### Work required
Extract the entries word for word, starting at the very first line and ending at the line that contains "The width 26 is at (285, 541).". Include both of those lines.
##########
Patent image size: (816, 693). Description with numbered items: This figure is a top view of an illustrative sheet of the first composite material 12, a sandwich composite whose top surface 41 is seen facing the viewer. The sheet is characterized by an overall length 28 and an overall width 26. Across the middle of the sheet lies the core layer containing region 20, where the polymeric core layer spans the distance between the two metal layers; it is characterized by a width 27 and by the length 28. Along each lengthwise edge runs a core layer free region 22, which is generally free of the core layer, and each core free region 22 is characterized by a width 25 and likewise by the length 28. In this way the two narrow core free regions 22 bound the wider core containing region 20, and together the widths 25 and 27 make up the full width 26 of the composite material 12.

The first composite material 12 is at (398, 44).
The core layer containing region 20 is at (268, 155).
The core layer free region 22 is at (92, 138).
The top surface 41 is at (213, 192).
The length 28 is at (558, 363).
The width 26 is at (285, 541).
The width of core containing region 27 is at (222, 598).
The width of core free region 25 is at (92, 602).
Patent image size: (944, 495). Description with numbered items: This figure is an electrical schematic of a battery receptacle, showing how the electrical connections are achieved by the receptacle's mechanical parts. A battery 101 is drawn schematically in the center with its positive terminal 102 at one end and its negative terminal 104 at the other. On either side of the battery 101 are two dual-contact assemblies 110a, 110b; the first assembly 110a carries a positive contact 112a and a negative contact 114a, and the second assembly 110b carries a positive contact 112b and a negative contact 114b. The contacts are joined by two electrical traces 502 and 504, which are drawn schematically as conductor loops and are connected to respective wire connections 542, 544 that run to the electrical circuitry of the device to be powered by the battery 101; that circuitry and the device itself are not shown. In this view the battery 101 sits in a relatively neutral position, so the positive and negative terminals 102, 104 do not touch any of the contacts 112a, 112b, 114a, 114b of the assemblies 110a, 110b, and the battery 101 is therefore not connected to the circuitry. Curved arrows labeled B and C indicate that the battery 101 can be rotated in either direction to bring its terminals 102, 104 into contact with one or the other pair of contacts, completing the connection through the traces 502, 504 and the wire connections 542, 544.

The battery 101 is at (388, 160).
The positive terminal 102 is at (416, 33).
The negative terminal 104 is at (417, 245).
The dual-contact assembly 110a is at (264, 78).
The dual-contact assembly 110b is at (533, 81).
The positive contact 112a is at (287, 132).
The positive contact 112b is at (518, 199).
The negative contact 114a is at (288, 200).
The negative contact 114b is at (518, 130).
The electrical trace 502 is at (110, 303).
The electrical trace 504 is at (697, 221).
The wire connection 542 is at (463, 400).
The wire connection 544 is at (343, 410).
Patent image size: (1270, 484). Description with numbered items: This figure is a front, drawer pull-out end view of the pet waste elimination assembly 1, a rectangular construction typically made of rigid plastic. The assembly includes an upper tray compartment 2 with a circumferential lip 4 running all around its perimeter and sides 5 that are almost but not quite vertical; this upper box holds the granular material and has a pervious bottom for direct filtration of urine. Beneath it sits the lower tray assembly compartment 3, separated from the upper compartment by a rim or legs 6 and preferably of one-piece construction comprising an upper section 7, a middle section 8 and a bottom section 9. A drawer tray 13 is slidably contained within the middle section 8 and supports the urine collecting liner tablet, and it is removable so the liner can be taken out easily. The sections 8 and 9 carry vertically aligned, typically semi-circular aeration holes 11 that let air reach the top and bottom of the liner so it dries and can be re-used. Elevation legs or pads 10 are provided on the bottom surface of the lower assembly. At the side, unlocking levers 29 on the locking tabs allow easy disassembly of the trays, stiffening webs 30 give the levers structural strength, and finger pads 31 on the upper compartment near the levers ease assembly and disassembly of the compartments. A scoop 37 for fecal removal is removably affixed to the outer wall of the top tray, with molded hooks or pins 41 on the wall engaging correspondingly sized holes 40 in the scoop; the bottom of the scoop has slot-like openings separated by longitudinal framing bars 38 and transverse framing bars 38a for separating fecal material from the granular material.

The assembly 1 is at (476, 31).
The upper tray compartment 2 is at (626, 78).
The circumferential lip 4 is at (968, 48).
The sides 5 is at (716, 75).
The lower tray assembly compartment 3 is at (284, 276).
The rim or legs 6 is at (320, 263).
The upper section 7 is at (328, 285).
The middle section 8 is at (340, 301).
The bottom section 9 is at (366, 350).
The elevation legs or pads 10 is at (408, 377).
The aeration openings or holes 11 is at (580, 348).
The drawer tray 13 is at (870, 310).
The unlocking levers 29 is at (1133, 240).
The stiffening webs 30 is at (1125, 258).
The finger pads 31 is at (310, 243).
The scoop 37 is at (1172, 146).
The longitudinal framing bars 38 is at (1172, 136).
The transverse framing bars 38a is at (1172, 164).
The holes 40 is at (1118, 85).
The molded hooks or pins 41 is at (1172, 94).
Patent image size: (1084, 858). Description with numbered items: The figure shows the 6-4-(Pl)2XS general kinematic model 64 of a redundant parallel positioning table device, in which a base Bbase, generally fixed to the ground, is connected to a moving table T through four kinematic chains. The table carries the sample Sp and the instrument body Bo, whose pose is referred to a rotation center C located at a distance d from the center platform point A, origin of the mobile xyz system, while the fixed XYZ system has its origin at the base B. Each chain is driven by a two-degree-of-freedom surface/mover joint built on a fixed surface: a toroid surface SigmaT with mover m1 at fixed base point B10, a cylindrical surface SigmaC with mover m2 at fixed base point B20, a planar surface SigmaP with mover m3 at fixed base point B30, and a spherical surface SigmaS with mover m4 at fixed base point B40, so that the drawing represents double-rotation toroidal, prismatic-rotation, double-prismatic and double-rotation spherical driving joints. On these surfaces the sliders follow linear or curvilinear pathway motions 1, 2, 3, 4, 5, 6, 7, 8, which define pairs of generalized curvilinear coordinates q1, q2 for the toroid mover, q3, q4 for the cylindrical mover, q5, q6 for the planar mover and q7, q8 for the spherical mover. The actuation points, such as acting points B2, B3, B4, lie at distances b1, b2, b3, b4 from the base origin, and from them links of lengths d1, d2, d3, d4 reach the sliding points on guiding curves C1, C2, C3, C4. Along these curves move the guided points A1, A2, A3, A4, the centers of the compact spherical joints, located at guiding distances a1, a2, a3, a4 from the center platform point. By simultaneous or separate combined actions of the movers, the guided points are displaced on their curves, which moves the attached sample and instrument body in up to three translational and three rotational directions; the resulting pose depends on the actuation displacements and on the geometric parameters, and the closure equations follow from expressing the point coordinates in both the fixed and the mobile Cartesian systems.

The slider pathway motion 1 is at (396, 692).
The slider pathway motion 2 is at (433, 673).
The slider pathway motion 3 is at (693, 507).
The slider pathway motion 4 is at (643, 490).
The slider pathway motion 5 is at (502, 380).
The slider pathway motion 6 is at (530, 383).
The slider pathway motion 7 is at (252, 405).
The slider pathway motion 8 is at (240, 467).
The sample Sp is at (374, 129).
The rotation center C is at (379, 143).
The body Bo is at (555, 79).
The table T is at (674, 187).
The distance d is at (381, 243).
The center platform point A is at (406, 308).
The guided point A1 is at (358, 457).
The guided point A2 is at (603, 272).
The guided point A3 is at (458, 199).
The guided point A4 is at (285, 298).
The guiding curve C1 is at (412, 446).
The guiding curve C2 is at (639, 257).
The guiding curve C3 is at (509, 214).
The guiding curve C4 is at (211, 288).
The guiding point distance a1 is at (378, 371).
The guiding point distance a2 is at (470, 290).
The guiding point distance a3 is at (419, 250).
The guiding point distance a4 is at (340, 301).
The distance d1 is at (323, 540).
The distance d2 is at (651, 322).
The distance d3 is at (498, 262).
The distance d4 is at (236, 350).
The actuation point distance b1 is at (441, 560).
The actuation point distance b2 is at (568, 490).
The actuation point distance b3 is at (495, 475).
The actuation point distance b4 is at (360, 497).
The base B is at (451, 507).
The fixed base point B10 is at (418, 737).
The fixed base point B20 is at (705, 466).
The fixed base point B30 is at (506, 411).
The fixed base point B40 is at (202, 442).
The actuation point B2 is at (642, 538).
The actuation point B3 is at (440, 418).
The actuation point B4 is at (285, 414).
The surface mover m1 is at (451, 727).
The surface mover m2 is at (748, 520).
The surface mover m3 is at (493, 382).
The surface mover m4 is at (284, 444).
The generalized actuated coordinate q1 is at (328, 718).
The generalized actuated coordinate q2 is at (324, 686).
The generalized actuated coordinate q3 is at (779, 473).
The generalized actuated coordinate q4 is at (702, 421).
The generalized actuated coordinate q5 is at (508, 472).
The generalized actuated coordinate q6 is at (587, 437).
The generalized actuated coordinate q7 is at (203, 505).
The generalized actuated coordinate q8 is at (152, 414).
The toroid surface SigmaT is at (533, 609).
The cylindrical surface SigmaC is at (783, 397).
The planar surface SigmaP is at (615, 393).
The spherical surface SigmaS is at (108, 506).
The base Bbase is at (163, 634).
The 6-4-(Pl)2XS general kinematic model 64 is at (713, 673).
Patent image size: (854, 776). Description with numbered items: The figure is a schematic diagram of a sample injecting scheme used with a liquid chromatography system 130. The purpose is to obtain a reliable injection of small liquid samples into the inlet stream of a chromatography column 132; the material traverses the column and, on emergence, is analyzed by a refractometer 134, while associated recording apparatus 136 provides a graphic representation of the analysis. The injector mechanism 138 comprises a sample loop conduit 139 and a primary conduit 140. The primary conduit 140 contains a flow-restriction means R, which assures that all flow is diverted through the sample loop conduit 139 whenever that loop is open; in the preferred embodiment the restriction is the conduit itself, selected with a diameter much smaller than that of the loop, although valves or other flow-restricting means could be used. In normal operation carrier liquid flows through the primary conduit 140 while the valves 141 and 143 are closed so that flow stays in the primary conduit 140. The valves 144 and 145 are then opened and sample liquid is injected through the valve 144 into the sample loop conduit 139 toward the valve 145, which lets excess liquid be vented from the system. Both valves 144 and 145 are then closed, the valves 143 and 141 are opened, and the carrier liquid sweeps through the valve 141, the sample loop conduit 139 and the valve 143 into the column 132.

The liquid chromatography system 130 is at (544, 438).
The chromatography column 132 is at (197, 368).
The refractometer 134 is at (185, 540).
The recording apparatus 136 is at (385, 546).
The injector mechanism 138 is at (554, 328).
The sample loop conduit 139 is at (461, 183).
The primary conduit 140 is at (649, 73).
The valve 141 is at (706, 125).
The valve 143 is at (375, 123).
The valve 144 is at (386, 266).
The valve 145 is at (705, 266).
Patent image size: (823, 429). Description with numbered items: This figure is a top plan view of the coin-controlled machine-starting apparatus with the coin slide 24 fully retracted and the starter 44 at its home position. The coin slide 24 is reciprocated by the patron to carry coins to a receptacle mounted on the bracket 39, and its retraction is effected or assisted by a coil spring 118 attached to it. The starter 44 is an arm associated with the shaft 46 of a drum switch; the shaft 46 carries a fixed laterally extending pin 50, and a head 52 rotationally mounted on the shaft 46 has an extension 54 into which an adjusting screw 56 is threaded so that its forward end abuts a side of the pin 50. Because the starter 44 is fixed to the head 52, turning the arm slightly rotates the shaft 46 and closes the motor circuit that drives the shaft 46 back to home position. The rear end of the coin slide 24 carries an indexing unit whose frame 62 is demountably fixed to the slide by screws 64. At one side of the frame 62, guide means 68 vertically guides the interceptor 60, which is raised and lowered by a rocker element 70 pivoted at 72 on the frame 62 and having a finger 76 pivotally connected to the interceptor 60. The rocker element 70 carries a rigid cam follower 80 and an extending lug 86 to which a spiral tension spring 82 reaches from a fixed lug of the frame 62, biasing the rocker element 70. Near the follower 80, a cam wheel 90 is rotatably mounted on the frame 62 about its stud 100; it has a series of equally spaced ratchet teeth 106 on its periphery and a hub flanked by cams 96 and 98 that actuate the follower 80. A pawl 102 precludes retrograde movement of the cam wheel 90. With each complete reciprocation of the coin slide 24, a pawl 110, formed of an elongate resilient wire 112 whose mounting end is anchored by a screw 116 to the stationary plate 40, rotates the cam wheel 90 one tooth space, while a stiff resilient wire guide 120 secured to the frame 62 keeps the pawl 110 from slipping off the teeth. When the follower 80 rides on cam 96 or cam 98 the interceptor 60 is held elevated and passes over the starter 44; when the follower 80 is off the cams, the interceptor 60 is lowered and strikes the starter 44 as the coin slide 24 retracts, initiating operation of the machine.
##########
### Exercise answer
Patent image size: (816, 693). Description with numbered items: This figure is a top view of an illustrative sheet of the first composite material 12, a sandwich composite whose top surface 41 is seen facing the viewer. The sheet is characterized by an overall length 28 and an overall width 26. Across the middle of the sheet lies the core layer containing region 20, where the polymeric core layer spans the distance between the two metal layers; it is characterized by a width 27 and by the length 28. Along each lengthwise edge runs a core layer free region 22, which is generally free of the core layer, and each core free region 22 is characterized by a width 25 and likewise by the length 28. In this way the two narrow core free regions 22 bound the wider core containing region 20, and together the widths 25 and 27 make up the full width 26 of the composite material 12.

The first composite material 12 is at (398, 44).
The core layer containing region 20 is at (268, 155).
The core layer free region 22 is at (92, 138).
The top surface 41 is at (213, 192).
The length 28 is at (558, 363).
The width 26 is at (285, 541).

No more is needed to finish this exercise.